(Collected data entries)
>> Start

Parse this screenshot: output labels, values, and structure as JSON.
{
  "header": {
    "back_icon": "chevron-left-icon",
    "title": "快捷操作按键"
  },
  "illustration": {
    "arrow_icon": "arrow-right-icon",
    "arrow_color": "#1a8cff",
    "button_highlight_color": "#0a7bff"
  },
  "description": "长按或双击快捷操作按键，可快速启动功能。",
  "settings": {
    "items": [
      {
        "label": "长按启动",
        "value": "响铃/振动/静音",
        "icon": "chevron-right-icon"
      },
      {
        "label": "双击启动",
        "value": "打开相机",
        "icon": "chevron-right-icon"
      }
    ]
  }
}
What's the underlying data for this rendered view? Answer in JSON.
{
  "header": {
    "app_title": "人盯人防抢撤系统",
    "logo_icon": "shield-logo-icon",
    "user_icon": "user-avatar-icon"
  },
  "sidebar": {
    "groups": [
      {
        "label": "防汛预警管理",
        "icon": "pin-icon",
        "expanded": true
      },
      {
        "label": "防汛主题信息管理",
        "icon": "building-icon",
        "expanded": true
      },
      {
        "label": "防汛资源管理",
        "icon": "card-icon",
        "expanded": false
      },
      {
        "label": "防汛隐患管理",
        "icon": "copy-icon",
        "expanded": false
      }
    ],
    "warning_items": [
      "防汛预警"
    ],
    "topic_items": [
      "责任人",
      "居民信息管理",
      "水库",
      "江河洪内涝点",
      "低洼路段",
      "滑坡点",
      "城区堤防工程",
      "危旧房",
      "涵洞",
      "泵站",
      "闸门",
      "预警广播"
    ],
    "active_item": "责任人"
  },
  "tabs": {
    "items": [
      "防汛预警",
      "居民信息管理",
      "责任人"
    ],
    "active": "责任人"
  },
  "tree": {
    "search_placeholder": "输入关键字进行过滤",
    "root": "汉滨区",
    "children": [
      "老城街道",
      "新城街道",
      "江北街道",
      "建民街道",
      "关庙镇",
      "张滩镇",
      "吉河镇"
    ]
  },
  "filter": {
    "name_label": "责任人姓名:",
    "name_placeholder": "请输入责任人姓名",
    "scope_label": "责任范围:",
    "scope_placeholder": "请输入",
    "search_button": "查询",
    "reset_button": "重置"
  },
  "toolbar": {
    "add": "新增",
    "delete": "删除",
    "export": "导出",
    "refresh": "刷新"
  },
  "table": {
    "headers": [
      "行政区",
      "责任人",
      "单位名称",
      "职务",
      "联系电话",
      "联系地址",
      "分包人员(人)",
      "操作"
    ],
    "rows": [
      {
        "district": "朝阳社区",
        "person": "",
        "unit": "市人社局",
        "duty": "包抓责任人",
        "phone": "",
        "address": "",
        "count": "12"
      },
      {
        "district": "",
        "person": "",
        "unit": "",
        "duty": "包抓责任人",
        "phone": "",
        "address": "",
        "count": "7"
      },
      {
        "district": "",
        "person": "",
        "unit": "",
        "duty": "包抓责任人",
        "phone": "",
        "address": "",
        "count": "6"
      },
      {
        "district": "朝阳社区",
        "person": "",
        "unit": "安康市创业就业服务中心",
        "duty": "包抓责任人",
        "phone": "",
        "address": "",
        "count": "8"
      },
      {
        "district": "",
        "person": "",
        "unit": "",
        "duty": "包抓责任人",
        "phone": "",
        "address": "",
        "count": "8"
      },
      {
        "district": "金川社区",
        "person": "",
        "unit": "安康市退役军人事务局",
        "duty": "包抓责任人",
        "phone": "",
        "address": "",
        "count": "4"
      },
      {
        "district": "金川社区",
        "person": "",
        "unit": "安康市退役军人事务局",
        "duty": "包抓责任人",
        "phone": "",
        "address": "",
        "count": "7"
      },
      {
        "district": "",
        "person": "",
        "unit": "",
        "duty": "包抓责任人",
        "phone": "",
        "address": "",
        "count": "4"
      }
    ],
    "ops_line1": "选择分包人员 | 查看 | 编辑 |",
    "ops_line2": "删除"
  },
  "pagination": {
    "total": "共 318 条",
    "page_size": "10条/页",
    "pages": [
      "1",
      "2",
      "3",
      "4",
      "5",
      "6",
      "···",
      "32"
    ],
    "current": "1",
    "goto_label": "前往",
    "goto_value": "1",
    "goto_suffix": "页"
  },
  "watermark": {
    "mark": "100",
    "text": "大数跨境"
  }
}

>> End

> _Directive_
Return the full listing, character for character.

> _Complete answer_
Parse this screenshot: output labels, values, and structure as JSON.
{
  "header": {
    "back_icon": "chevron-left-icon",
    "title": "快捷操作按键"
  },
  "illustration": {
    "arrow_icon": "arrow-right-icon",
    "arrow_color": "#1a8cff",
    "button_highlight_color": "#0a7bff"
  },
  "description": "长按或双击快捷操作按键，可快速启动功能。",
  "settings": {
    "items": [
      {
        "label": "长按启动",
        "value": "响铃/振动/静音",
        "icon": "chevron-right-icon"
      },
      {
        "label": "双击启动",
        "value": "打开相机",
        "icon": "chevron-right-icon"
      }
    ]
  }
}
What's the underlying data for this rendered view? Answer in JSON.
{
  "header": {
    "app_title": "人盯人防抢撤系统",
    "logo_icon": "shield-logo-icon",
    "user_icon": "user-avatar-icon"
  },
  "sidebar": {
    "groups": [
      {
        "label": "防汛预警管理",
        "icon": "pin-icon",
        "expanded": true
      },
      {
        "label": "防汛主题信息管理",
        "icon": "building-icon",
        "expanded": true
      },
      {
        "label": "防汛资源管理",
        "icon": "card-icon",
        "expanded": false
      },
      {
        "label": "防汛隐患管理",
        "icon": "copy-icon",
        "expanded": false
      }
    ],
    "warning_items": [
      "防汛预警"
    ],
    "topic_items": [
      "责任人",
      "居民信息管理",
      "水库",
      "江河洪内涝点",
      "低洼路段",
      "滑坡点",
      "城区堤防工程",
      "危旧房",
      "涵洞",
      "泵站",
      "闸门",
      "预警广播"
    ],
    "active_item": "责任人"
  },
  "tabs": {
    "items": [
      "防汛预警",
      "居民信息管理",
      "责任人"
    ],
    "active": "责任人"
  },
  "tree": {
    "search_placeholder": "输入关键字进行过滤",
    "root": "汉滨区",
    "children": [
      "老城街道",
      "新城街道",
      "江北街道",
      "建民街道",
      "关庙镇",
      "张滩镇",
      "吉河镇"
    ]
  },
  "filter": {
    "name_label": "责任人姓名:",
    "name_placeholder": "请输入责任人姓名",
    "scope_label": "责任范围:",
    "scope_placeholder": "请输入",
    "search_button": "查询",
    "reset_button": "重置"
  },
  "toolbar": {
    "add": "新增",
    "delete": "删除",
    "export": "导出",
    "refresh": "刷新"
  },
  "table": {
    "headers": [
      "行政区",
      "责任人",
      "单位名称",
      "职务",
      "联系电话",
      "联系地址",
      "分包人员(人)",
      "操作"
    ],
    "rows": [
      {
        "district": "朝阳社区",
        "person": "",
        "unit": "市人社局",
        "duty": "包抓责任人",
        "phone": "",
        "address": "",
        "count": "12"
      },
      {
        "district": "",
        "person": "",
        "unit": "",
        "duty": "包抓责任人",
        "phone": "",
        "address": "",
        "count": "7"
      },
      {
        "district": "",
        "person": "",
        "unit": "",
        "duty": "包抓责任人",
        "phone": "",
        "address": "",
        "count": "6"
      },
      {
        "district": "朝阳社区",
        "person": "",
        "unit": "安康市创业就业服务中心",
        "duty": "包抓责任人",
        "phone": "",
        "address": "",
        "count": "8"
      },
      {
        "district": "",
        "person": "",
        "unit": "",
        "duty": "包抓责任人",
        "phone": "",
        "address": "",
        "count": "8"
      },
      {
        "district": "金川社区",
        "person": "",
        "unit": "安康市退役军人事务局",
        "duty": "包抓责任人",
        "phone": "",
        "address": "",
        "count": "4"
      },
      {
        "district": "金川社区",
        "person": "",
        "unit": "安康市退役军人事务局",
        "duty": "包抓责任人",
        "phone": "",
        "address": "",
        "count": "7"
      },
      {
        "district": "",
        "person": "",
        "unit": "",
        "duty": "包抓责任人",
        "phone": "",
        "address": "",
        "count": "4"
      }
    ],
    "ops_line1": "选择分包人员 | 查看 | 编辑 |",
    "ops_line2": "删除"
  },
  "pagination": {
    "total": "共 318 条",
    "page_size": "10条/页",
    "pages": [
      "1",
      "2",
      "3",
      "4",
      "5",
      "6",
      "···",
      "32"
    ],
    "current": "1",
    "goto_label": "前往",
    "goto_value": "1",
    "goto_suffix": "页"
  },
  "watermark": {
    "mark": "100",
    "text": "大数跨境"
  }
}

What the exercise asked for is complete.